* **Extrait du document**
QU’EST DEVENU LE REGLEMENT ?

« En créant en 1929 un concours de dressage international, le FEI a eu pour but de préserver l’art équestre des altérations auxquelles il peut être exposé et de le conserver dans la pureté de ses principes pour le transmettre aux générations futures des concurrents. » Article 418 du Règlement de la FEI.

Le règlement international, fruit de la réflexion de cavaliers éminents, en harmonisant toutes les traditions équestres des différentes écoles, expose les principes de cette équitation artistique. Il ne peut y avoir aucune ambiguïté sur la forme d’équitation préconisée.
L’équilibre doit être obtenu sans contraction ni tension. Le cheval se tient seul. « Il donne ainsi l’impression de se mouvoir par lui-même » Art.401. De ce fait, toute idée de force, de contrainte, résultats d’une équitation de l’avant vers l’arrière qui fige les chevaux, est à l’opposée du règlement. Sous l’œil du juge, c’est la qualité de l’attitude générale qui fait la valeur d’une reprise. L’exécution régulière d’un mouvement ne saurait justifier une note correcte si l’attitude du cheval est défectueuse. Dans les allures rassemblées, celles-ci gagnent en hauteur ce qu’elles perdent en étendue. Les articulations fléchissent, le geste s’arrondit, l’encolure s’élève librement en une courbe harmonieuse du garrot à la nuque, point le plus haut. Le chanfrein est légèrement en avant de la verticale, sauf dans les mouvements réclamant un rassembler accentué (pirouette, piaffé), où le chanfrein peut se rapprocher de la verticale.
Le cavalier garde avec la bouche du cheval un contact continu, moelleux, élastique, autrement dit sans tension ni résistance aucune. Le cheval travaille dans une décontraction totale.
Tous ces principes de base sont probablement connus de la plupart des juges. Sont-ils totalement assimilés ?

* **Objectif**
Traduisez en anglais cette phrase de l'extrait sur le règlement de dressage : « Le cavalier garde avec la bouche du cheval un contact continu, moelleux, élastique, autrement dit sans tension ni résistance aucune. » Les entrées présentées ensuite sont indépendantes de l'extrait.

* **Matériel fourni**

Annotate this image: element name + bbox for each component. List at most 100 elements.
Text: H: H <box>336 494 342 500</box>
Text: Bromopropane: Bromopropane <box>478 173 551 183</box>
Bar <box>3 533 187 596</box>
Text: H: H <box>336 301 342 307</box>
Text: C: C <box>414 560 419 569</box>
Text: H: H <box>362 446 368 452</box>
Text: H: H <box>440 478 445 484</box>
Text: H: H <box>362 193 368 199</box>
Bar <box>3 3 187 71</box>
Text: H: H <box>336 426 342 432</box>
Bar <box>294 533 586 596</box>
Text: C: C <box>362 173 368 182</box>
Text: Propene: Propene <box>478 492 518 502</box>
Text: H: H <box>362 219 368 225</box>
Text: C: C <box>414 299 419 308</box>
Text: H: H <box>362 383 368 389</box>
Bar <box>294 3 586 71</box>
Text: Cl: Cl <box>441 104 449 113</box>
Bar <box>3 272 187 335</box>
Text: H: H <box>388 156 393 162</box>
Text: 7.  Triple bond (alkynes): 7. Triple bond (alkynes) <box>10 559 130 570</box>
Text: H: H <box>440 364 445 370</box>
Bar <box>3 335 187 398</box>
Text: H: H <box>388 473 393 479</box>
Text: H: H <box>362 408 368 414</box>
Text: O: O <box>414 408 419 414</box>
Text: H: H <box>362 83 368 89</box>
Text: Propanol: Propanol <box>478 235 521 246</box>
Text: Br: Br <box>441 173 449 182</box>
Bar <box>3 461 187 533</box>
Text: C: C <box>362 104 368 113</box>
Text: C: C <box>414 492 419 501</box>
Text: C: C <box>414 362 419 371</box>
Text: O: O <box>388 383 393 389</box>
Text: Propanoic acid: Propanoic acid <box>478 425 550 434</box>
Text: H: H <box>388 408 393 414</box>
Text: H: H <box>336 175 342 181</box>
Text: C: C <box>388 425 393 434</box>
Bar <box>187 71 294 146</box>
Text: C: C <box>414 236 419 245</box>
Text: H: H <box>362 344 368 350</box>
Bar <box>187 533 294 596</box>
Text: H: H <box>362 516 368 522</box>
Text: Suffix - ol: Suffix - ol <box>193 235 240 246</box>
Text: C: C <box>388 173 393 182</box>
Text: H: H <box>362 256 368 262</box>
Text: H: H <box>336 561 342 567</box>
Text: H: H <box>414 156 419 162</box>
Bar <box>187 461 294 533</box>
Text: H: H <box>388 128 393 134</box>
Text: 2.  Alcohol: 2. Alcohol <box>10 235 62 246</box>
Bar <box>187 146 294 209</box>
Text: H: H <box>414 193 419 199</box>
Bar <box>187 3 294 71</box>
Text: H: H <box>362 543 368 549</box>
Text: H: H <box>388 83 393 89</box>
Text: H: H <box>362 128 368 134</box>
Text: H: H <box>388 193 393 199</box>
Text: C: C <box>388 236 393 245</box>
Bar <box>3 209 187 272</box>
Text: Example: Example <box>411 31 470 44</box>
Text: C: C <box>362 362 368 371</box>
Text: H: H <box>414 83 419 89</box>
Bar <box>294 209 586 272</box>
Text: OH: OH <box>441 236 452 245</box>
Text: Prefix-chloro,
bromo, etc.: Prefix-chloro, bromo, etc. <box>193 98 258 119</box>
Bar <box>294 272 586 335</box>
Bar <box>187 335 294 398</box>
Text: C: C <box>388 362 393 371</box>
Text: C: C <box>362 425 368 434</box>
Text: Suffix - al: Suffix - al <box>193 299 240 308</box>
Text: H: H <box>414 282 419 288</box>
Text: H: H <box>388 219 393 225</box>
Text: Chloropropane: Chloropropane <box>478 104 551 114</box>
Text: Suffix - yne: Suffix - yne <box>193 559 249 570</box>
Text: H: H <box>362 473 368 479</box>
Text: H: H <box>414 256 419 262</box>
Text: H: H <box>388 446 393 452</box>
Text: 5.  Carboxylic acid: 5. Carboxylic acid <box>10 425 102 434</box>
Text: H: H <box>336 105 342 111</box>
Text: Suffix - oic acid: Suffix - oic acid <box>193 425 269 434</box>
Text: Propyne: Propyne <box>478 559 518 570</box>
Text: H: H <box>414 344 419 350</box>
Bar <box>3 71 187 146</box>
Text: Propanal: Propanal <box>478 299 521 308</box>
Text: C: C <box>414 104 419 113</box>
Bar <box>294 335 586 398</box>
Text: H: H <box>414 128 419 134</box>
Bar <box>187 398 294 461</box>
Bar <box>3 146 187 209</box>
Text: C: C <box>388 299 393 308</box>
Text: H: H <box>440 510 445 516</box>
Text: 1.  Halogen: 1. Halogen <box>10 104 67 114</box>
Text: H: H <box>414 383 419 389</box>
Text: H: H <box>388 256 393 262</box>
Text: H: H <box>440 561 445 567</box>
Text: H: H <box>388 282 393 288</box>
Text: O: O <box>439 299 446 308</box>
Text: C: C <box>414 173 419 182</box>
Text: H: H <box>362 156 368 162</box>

* **Réponse définitive**
The rider maintains a continuous, soft, elastic contact with the horse's mouth, in other words one free of any tension or resistance whatsoever.